* DO THIS
Omit all pictures, then retype the data exactly as given.

** Start **

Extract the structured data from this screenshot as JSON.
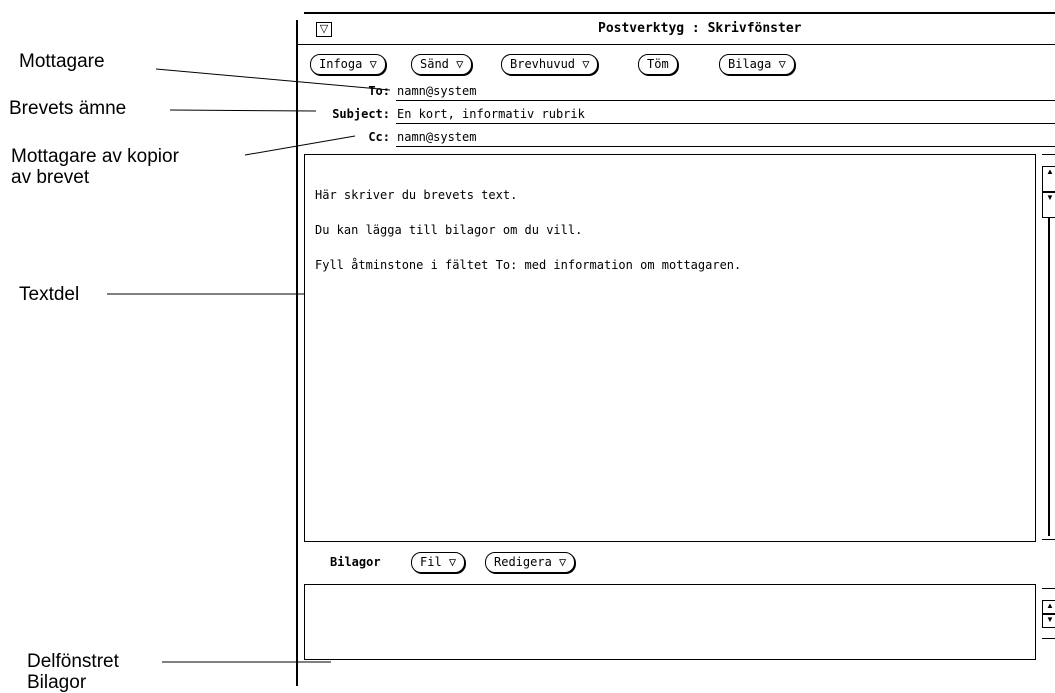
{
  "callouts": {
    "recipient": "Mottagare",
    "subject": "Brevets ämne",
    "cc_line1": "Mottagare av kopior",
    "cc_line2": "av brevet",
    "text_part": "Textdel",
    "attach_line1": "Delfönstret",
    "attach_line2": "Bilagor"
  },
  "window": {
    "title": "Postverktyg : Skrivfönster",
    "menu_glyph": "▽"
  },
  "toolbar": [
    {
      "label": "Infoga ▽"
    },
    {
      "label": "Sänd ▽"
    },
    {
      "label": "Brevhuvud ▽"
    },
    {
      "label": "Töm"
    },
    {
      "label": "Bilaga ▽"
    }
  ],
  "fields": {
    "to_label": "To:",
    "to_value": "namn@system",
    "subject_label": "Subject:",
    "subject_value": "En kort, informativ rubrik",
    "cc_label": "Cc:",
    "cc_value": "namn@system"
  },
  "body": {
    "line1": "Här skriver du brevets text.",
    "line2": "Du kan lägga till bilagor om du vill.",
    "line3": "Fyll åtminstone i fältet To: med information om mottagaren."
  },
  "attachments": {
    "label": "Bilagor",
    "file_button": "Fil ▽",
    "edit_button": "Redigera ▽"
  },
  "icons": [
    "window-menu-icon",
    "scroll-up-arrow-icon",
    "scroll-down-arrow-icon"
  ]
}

** End **

* SOLUTION TO THIS TASK
Extract the structured data from this screenshot as JSON.
{
  "callouts": {
    "recipient": "Mottagare",
    "subject": "Brevets ämne",
    "cc_line1": "Mottagare av kopior",
    "cc_line2": "av brevet",
    "text_part": "Textdel",
    "attach_line1": "Delfönstret",
    "attach_line2": "Bilagor"
  },
  "window": {
    "title": "Postverktyg : Skrivfönster",
    "menu_glyph": "▽"
  },
  "toolbar": [
    {
      "label": "Infoga ▽"
    },
    {
      "label": "Sänd ▽"
    },
    {
      "label": "Brevhuvud ▽"
    },
    {
      "label": "Töm"
    },
    {
      "label": "Bilaga ▽"
    }
  ],
  "fields": {
    "to_label": "To:",
    "to_value": "namn@system",
    "subject_label": "Subject:",
    "subject_value": "En kort, informativ rubrik",
    "cc_label": "Cc:",
    "cc_value": "namn@system"
  },
  "body": {
    "line1": "Här skriver du brevets text.",
    "line2": "Du kan lägga till bilagor om du vill.",
    "line3": "Fyll åtminstone i fältet To: med information om mottagaren."
  },
  "attachments": {
    "label": "Bilagor",
    "file_button": "Fil ▽",
    "edit_button": "Redigera ▽"
  },
  "icons": [
    "window-menu-icon",
    "scroll-up-arrow-icon",
    "scroll-down-arrow-icon"
  ]
}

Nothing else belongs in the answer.